Short problem >>
In the data below, locate each line with the word "Hippocrates" and list it.

Records for the exercise >>
--*--
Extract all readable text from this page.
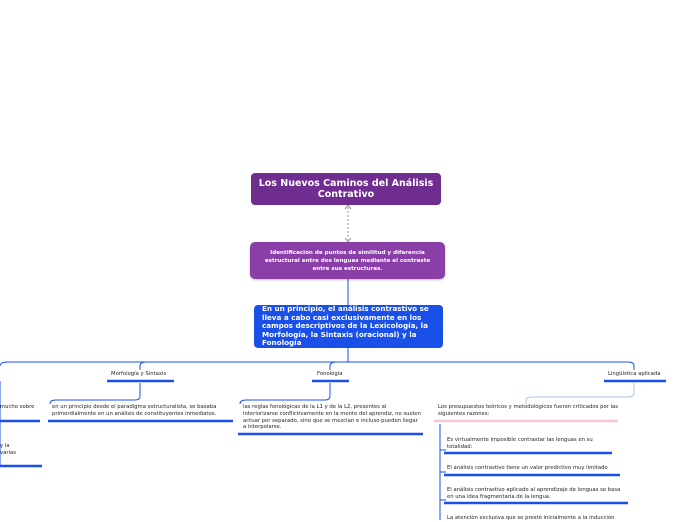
Los Nuevos Caminos del Análisis Contrativo
Identificación de puntos de similitud y diferencia estructural entre dos lenguas mediante el contraste entre sus estructuras.
En un principio, el análisis contrastivo se lleva a cabo casi exclusivamente en los campos descriptivos de la Lexicología, la Morfología, la Sintaxis (oracional) y la Fonología
Morfología y Sintaxis	Fonología	Lingüística aplicada
mucho sobre
y la
varias
en un principio desde el paradigma estructuralista, se basaba primordialmente en un análisis de constituyentes inmediatos.
las reglas fonológicas de la L1 y de la L2, presentes al interiorizarse conflictivamente en la mente del aprendiz, no suelen actuar por separado, sino que se mezclan e incluso pueden llegar a interpolarse.
Los presupuestos teóricos y metodológicos fueron criticados por las siguientes razones:
Es virtualmente imposible contrastar las lenguas en su totalidad:
El análisis contrastivo tiene un valor predictivo muy limitado
El análisis contrastivo aplicado al aprendizaje de lenguas se basa en una idea fragmentaria de la lengua.
La atención exclusiva que se prestó inicialmente a la inducción
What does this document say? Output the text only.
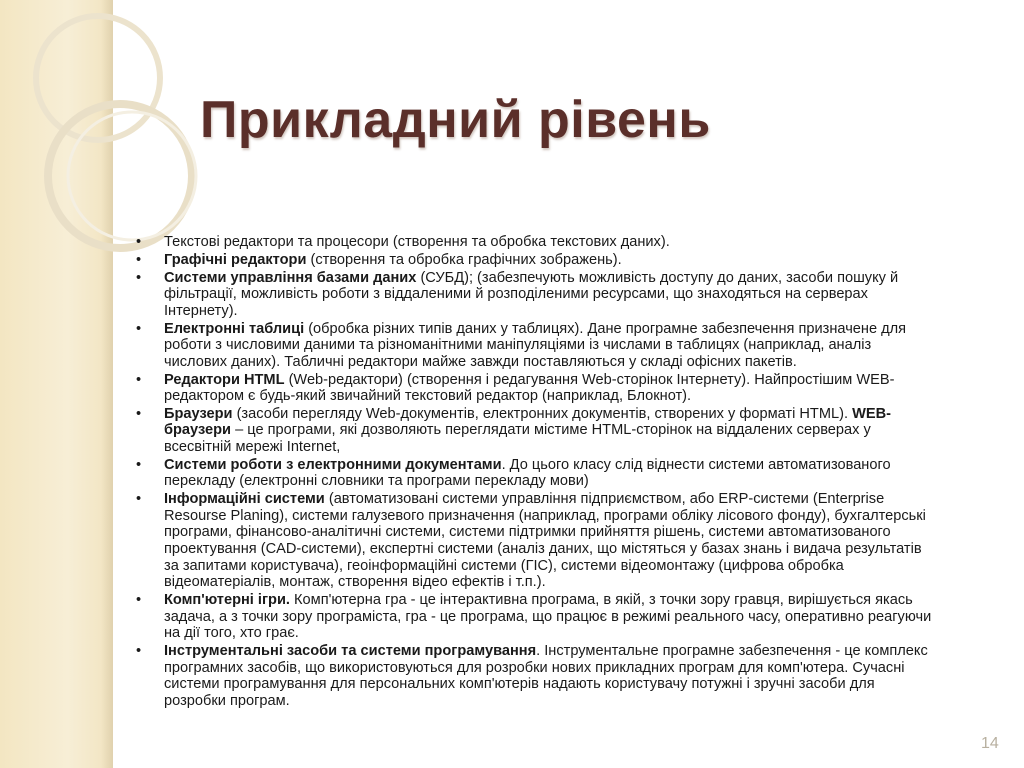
Прикладний рівень
• Текстові редактори та процесори (створення та обробка текстових даних).
• Графічні редактори (створення та обробка графічних зображень).
• Системи управління базами даних (СУБД); (забезпечують можливість доступу до даних, засоби пошуку й фільтрації, можливість роботи з віддаленими й розподіленими ресурсами, що знаходяться на серверах Інтернету).
• Електронні таблиці (обробка різних типів даних у таблицях). Дане програмне забезпечення призначене для роботи з числовими даними та різноманітними маніпуляціями із числами в таблицях (наприклад, аналіз числових даних). Табличні редактори майже завжди поставляються у складі офісних пакетів.
• Редактори HTML (Web-редактори) (створення і редагування Web-сторінок Інтернету). Найпростішим WEB-редактором є будь-який звичайний текстовий редактор (наприклад, Блокнот).
• Браузери (засоби перегляду Web-документів, електронних документів, створених у форматі HTML). WEB-браузери – це програми, які дозволяють переглядати містиме HTML-сторінок на віддалених серверах у всесвітній мережі Internet,
• Системи роботи з електронними документами. До цього класу слід віднести системи автоматизованого перекладу (електронні словники та програми перекладу мови)
• Інформаційні системи (автоматизовані системи управління підприємством, або ERP-системи (Enterprise Resourse Planing), системи галузевого призначення (наприклад, програми обліку лісового фонду), бухгалтерські програми, фінансово-аналітичні системи, системи підтримки прийняття рішень, системи автоматизованого проектування (CAD-системи), експертні системи (аналіз даних, що містяться у базах знань і видача результатів за запитами користувача), геоінформаційні системи (ГІС), системи відеомонтажу (цифрова обробка відеоматеріалів, монтаж, створення відео ефектів і т.п.).
• Комп'ютерні ігри. Комп'ютерна гра - це інтерактивна програма, в якій, з точки зору гравця, вирішується якась задача, а з точки зору програміста, гра - це програма, що працює в режимі реального часу, оперативно реагуючи на дії того, хто грає.
• Інструментальні засоби та системи програмування. Інструментальне програмне забезпечення - це комплекс програмних засобів, що використовуються для розробки нових прикладних програм для комп'ютера. Сучасні системи програмування для персональних комп'ютерів надають користувачу потужні і зручні засоби для розробки програм.
14
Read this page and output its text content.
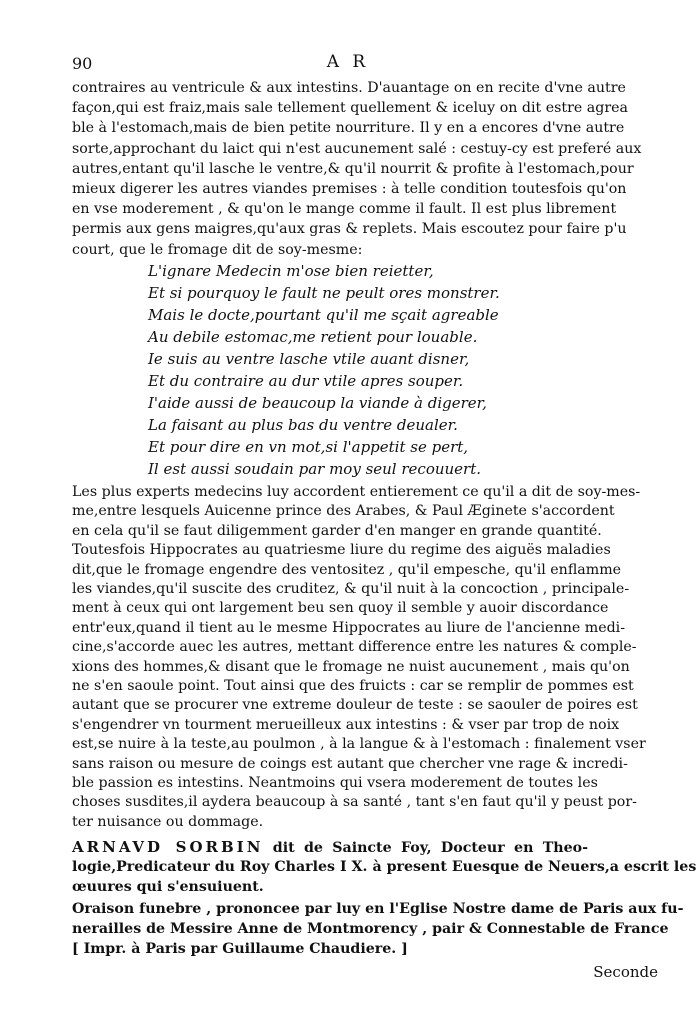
90	A R
contraires au ventricule & aux intestins. D'auantage on en recite d'vne autre
façon,qui est fraiz,mais sale tellement quellement & iceluy on dit estre agrea
ble à l'estomach,mais de bien petite nourriture. Il y en a encores d'vne autre
sorte,approchant du laict qui n'est aucunement salé : cestuy-cy est preferé aux
autres,entant qu'il lasche le ventre,& qu'il nourrit & profite à l'estomach,pour
mieux digerer les autres viandes premises : à telle condition toutesfois qu'on
en vse moderement , & qu'on le mange comme il fault. Il est plus librement
permis aux gens maigres,qu'aux gras & replets. Mais escoutez pour faire p'u
court, que le fromage dit de soy-mesme:
L'ignare Medecin m'ose bien reietter,
Et si pourquoy le fault ne peult ores monstrer.
Mais le docte,pourtant qu'il me sçait agreable
Au debile estomac,me retient pour louable.
Ie suis au ventre lasche vtile auant disner,
Et du contraire au dur vtile apres souper.
I'aide aussi de beaucoup la viande à digerer,
La faisant au plus bas du ventre deualer.
Et pour dire en vn mot,si l'appetit se pert,
Il est aussi soudain par moy seul recouuert.
Les plus experts medecins luy accordent entierement ce qu'il a dit de soy-mes-
me,entre lesquels Auicenne prince des Arabes, & Paul Æginete s'accordent
en cela qu'il se faut diligemment garder d'en manger en grande quantité.
Toutesfois Hippocrates au quatriesme liure du regime des aiguës maladies
dit,que le fromage engendre des ventositez , qu'il empesche, qu'il enflamme
les viandes,qu'il suscite des cruditez, & qu'il nuit à la concoction , principale-
ment à ceux qui ont largement beu sen quoy il semble y auoir discordance
entr'eux,quand il tient au le mesme Hippocrates au liure de l'ancienne medi-
cine,s'accorde auec les autres, mettant difference entre les natures & comple-
xions des hommes,& disant que le fromage ne nuist aucunement , mais qu'on
ne s'en saoule point. Tout ainsi que des fruicts : car se remplir de pommes est
autant que se procurer vne extreme douleur de teste : se saouler de poires est
s'engendrer vn tourment merueilleux aux intestins : & vser par trop de noix
est,se nuire à la teste,au poulmon , à la langue & à l'estomach : finalement vser
sans raison ou mesure de coings est autant que chercher vne rage & incredi-
ble passion es intestins. Neantmoins qui vsera moderement de toutes les
choses susdites,il aydera beaucoup à sa santé , tant s'en faut qu'il y peust por-
ter nuisance ou dommage.
ARNAVD SORBIN dit de Saincte Foy, Docteur en Theo-
logie,Predicateur du Roy Charles I X. à present Euesque de Neuers,a escrit les
œuures qui s'ensuiuent.
Oraison funebre , prononcee par luy en l'Eglise Nostre dame de Paris aux fu-
nerailles de Messire Anne de Montmorency , pair & Connestable de France
[ Impr. à Paris par Guillaume Chaudiere. ]
Seconde
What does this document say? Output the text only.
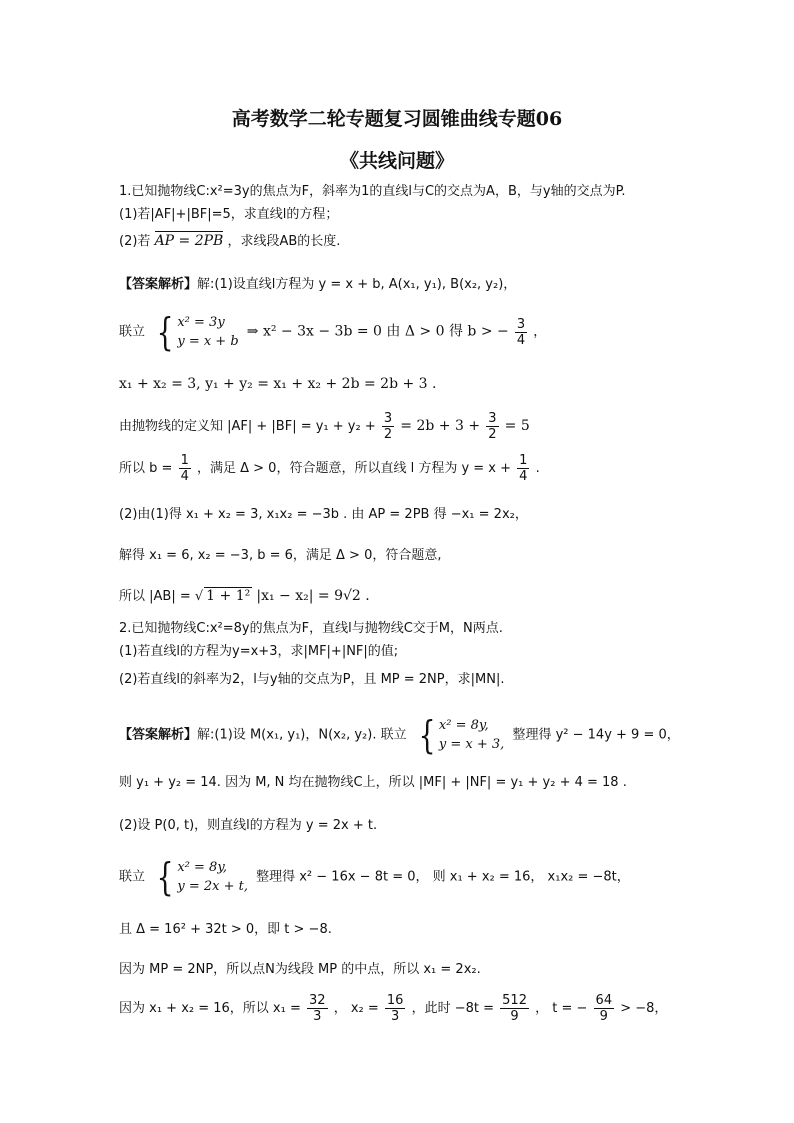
高考数学二轮专题复习圆锥曲线专题06
《共线问题》
1.已知抛物线C:x²=3y的焦点为F，斜率为1的直线l与C的交点为A，B，与y轴的交点为P.
(1)若|AF|+|BF|=5，求直线l的方程；
(2)若 AP = 2PB ，求线段AB的长度.
【答案解析】解:(1)设直线l方程为 y = x + b, A(x₁, y₁), B(x₂, y₂)，
联立 { x² = 3y
y = x + b
⇒ x² − 3x − 3b = 0 由 Δ > 0 得 b > − $\frac{3}{4}$ ，
x₁ + x₂ = 3, y₁ + y₂ = x₁ + x₂ + 2b = 2b + 3 .
由抛物线的定义知 $|AF| + |BF| = y_1 + y_2 + \frac{3}{2} = 2b + 3 + \frac{3}{2} = 5$
所以 $b = \frac{1}{4}$ ，满足 Δ > 0，符合题意，所以直线 l 方程为 $y = x + \frac{1}{4}$ .
(2)由(1)得 x₁ + x₂ = 3, x₁x₂ = −3b . 由 AP = 2PB 得 −x₁ = 2x₂，
解得 x₁ = 6, x₂ = −3, b = 6，满足 Δ > 0，符合题意,
所以 |AB| = √ 1 + 1² |x₁ − x₂| = 9√2 .
2.已知抛物线C:x²=8y的焦点为F，直线l与抛物线C交于M，N两点.
(1)若直线l的方程为y=x+3，求|MF|+|NF|的值;
(2)若直线l的斜率为2，l与y轴的交点为P，且 MP = 2NP，求|MN|.
【答案解析】解:(1)设 M(x₁, y₁)，N(x₂, y₂). 联立 { x² = 8y,
y = x + 3,
整理得 y² − 14y + 9 = 0，
则 y₁ + y₂ = 14. 因为 M, N 均在抛物线C上，所以 |MF| + |NF| = y₁ + y₂ + 4 = 18 .
(2)设 P(0, t)，则直线l的方程为 y = 2x + t.
联立 { x² = 8y,
y = 2x + t,
整理得 x² − 16x − 8t = 0， 则 x₁ + x₂ = 16， x₁x₂ = −8t，
且 Δ = 16² + 32t > 0，即 t > −8.
因为 MP = 2NP，所以点N为线段 MP 的中点，所以 x₁ = 2x₂.
因为 x₁ + x₂ = 16，所以 $x_1 = \frac{32}{3}$ ， $x_2 = \frac{16}{3}$ ，此时 $-8t = \frac{512}{9}$ ， t = − $\frac{64}{9} > -8$，
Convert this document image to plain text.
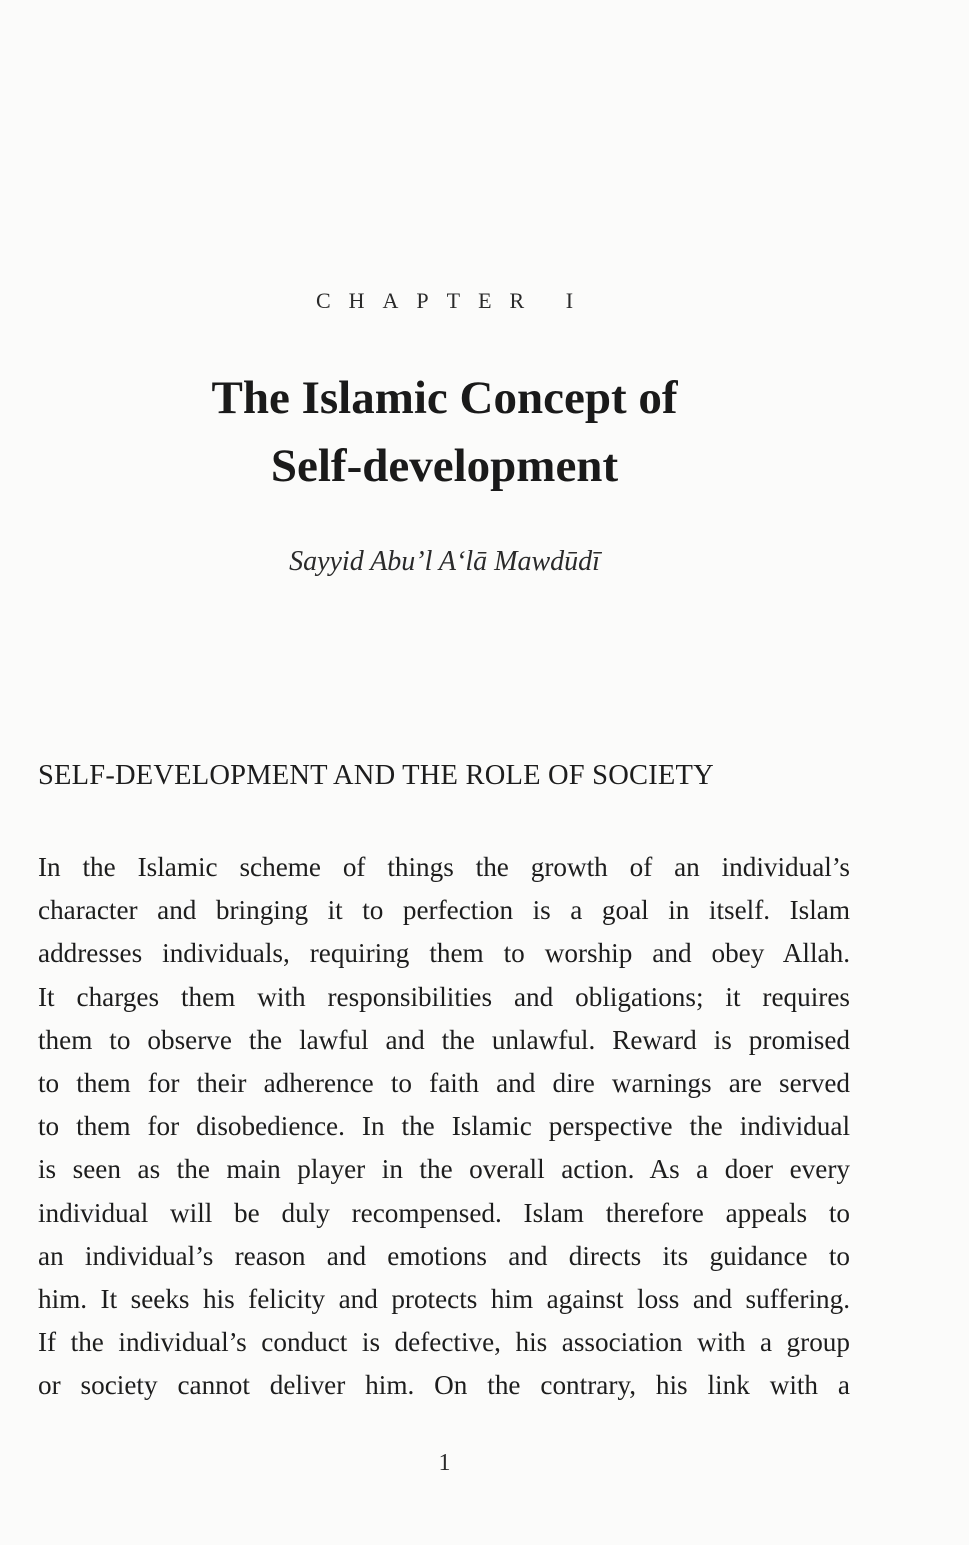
CHAPTER I
The Islamic Concept of
Self-development
Sayyid Abu’l A‘lā Mawdūdī
SELF-DEVELOPMENT AND THE ROLE OF SOCIETY
In the Islamic scheme of things the growth of an individual’s
character and bringing it to perfection is a goal in itself. Islam
addresses individuals, requiring them to worship and obey Allah.
It charges them with responsibilities and obligations; it requires
them to observe the lawful and the unlawful. Reward is promised
to them for their adherence to faith and dire warnings are served
to them for disobedience. In the Islamic perspective the individual
is seen as the main player in the overall action. As a doer every
individual will be duly recompensed. Islam therefore appeals to
an individual’s reason and emotions and directs its guidance to
him. It seeks his felicity and protects him against loss and suffering.
If the individual’s conduct is defective, his association with a group
or society cannot deliver him. On the contrary, his link with a
1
--*--
Written reply >>
Toutesfois Hippocrates au quatriesme liure du regime des aiguës maladies
entr'eux,quand il tient au le mesme Hippocrates au liure de l'ancienne medi-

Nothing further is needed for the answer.